--- SOURCE RECORDS ---

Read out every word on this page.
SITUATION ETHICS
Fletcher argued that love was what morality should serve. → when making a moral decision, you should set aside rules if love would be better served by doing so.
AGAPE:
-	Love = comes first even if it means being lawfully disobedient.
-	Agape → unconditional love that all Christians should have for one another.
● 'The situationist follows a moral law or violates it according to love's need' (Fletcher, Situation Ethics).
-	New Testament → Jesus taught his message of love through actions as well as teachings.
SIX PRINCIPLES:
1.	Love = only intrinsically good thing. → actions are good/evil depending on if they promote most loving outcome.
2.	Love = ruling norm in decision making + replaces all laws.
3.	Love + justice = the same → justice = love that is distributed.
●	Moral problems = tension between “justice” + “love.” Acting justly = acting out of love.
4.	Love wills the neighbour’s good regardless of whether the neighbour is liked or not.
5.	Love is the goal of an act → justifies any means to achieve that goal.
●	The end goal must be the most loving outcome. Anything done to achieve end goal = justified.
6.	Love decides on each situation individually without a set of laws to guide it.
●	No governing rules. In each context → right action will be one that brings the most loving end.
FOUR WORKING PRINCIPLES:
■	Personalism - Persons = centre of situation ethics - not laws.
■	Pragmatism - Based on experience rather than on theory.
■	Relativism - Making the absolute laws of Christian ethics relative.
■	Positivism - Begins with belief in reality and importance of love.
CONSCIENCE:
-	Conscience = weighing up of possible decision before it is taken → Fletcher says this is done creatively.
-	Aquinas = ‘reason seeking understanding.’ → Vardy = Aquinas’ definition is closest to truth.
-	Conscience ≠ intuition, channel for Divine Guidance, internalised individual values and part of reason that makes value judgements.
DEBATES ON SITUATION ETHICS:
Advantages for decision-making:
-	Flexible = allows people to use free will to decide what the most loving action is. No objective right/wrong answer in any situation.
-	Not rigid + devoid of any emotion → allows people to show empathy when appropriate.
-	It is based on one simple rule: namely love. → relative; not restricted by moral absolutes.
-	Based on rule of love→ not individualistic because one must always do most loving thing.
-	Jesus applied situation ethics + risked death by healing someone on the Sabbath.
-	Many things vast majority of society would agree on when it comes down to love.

---
--- SOURCE RECORDS ---

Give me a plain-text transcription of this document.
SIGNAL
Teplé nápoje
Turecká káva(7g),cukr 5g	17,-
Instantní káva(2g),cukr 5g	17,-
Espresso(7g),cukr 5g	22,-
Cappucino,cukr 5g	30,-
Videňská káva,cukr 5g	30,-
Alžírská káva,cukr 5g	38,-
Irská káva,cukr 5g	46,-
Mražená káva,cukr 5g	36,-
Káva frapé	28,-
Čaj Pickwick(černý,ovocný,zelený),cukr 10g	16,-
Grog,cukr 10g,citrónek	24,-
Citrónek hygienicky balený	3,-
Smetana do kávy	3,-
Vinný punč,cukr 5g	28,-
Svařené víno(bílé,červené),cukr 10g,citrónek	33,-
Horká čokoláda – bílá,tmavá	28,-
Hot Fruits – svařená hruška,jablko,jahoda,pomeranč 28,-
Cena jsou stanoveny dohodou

---

- [SHORT EXERCISE]: From the records given above, copy all lines containing "should".

- [WORKED ANSWER]:
Fletcher argued that love was what morality should serve. → when making a moral decision, you should set aside rules if love would be better served by doing so.
-	Agape → unconditional love that all Christians should have for one another.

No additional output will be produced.